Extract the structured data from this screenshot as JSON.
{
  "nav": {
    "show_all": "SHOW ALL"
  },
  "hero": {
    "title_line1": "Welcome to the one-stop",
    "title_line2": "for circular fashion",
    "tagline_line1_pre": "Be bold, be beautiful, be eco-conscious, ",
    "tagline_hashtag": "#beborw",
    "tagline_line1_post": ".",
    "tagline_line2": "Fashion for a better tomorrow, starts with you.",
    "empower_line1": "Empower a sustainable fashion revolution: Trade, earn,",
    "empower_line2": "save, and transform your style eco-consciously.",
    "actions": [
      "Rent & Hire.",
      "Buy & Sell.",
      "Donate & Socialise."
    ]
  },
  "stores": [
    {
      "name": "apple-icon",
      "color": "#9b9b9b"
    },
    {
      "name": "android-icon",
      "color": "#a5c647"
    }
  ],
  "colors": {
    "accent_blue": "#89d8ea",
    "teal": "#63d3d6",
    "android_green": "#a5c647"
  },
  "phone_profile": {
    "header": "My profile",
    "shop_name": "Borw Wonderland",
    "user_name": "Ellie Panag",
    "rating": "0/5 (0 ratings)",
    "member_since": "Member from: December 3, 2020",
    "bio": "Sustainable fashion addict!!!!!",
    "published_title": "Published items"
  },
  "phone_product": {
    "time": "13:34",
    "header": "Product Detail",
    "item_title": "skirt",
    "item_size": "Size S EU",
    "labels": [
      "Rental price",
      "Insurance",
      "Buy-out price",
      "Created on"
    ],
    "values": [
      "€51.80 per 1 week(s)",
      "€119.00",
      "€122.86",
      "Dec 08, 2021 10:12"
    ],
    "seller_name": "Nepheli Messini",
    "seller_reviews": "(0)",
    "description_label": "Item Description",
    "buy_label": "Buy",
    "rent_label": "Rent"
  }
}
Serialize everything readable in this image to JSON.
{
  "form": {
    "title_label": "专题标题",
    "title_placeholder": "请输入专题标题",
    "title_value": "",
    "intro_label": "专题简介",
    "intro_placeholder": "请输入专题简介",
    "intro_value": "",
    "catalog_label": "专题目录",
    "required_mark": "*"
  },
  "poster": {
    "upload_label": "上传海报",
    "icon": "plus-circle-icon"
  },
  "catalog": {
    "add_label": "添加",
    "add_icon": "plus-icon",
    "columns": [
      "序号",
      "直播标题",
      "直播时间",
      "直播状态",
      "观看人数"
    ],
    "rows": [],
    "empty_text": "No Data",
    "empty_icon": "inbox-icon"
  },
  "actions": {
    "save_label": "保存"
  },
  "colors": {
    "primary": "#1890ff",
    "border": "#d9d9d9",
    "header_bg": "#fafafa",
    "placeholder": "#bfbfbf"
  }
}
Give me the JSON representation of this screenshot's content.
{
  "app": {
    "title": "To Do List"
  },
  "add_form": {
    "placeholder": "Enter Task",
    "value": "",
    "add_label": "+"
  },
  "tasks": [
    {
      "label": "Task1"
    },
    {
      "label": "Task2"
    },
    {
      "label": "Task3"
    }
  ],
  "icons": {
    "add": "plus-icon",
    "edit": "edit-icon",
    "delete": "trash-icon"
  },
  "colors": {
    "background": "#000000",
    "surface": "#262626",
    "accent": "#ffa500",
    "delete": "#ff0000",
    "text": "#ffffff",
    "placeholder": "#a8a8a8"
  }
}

++++++++++++++++++++

_Problem statement_: Every line of the records above needs to be given again exactly.

_Output for this task_:
Extract the structured data from this screenshot as JSON.
{
  "nav": {
    "show_all": "SHOW ALL"
  },
  "hero": {
    "title_line1": "Welcome to the one-stop",
    "title_line2": "for circular fashion",
    "tagline_line1_pre": "Be bold, be beautiful, be eco-conscious, ",
    "tagline_hashtag": "#beborw",
    "tagline_line1_post": ".",
    "tagline_line2": "Fashion for a better tomorrow, starts with you.",
    "empower_line1": "Empower a sustainable fashion revolution: Trade, earn,",
    "empower_line2": "save, and transform your style eco-consciously.",
    "actions": [
      "Rent & Hire.",
      "Buy & Sell.",
      "Donate & Socialise."
    ]
  },
  "stores": [
    {
      "name": "apple-icon",
      "color": "#9b9b9b"
    },
    {
      "name": "android-icon",
      "color": "#a5c647"
    }
  ],
  "colors": {
    "accent_blue": "#89d8ea",
    "teal": "#63d3d6",
    "android_green": "#a5c647"
  },
  "phone_profile": {
    "header": "My profile",
    "shop_name": "Borw Wonderland",
    "user_name": "Ellie Panag",
    "rating": "0/5 (0 ratings)",
    "member_since": "Member from: December 3, 2020",
    "bio": "Sustainable fashion addict!!!!!",
    "published_title": "Published items"
  },
  "phone_product": {
    "time": "13:34",
    "header": "Product Detail",
    "item_title": "skirt",
    "item_size": "Size S EU",
    "labels": [
      "Rental price",
      "Insurance",
      "Buy-out price",
      "Created on"
    ],
    "values": [
      "€51.80 per 1 week(s)",
      "€119.00",
      "€122.86",
      "Dec 08, 2021 10:12"
    ],
    "seller_name": "Nepheli Messini",
    "seller_reviews": "(0)",
    "description_label": "Item Description",
    "buy_label": "Buy",
    "rent_label": "Rent"
  }
}
Serialize everything readable in this image to JSON.
{
  "form": {
    "title_label": "专题标题",
    "title_placeholder": "请输入专题标题",
    "title_value": "",
    "intro_label": "专题简介",
    "intro_placeholder": "请输入专题简介",
    "intro_value": "",
    "catalog_label": "专题目录",
    "required_mark": "*"
  },
  "poster": {
    "upload_label": "上传海报",
    "icon": "plus-circle-icon"
  },
  "catalog": {
    "add_label": "添加",
    "add_icon": "plus-icon",
    "columns": [
      "序号",
      "直播标题",
      "直播时间",
      "直播状态",
      "观看人数"
    ],
    "rows": [],
    "empty_text": "No Data",
    "empty_icon": "inbox-icon"
  },
  "actions": {
    "save_label": "保存"
  },
  "colors": {
    "primary": "#1890ff",
    "border": "#d9d9d9",
    "header_bg": "#fafafa",
    "placeholder": "#bfbfbf"
  }
}
Give me the JSON representation of this screenshot's content.
{
  "app": {
    "title": "To Do List"
  },
  "add_form": {
    "placeholder": "Enter Task",
    "value": "",
    "add_label": "+"
  },
  "tasks": [
    {
      "label": "Task1"
    },
    {
      "label": "Task2"
    },
    {
      "label": "Task3"
    }
  ],
  "icons": {
    "add": "plus-icon",
    "edit": "edit-icon",
    "delete": "trash-icon"
  },
  "colors": {
    "background": "#000000",
    "surface": "#262626",
    "accent": "#ffa500",
    "delete": "#ff0000",
    "text": "#ffffff",
    "placeholder": "#a8a8a8"
  }
}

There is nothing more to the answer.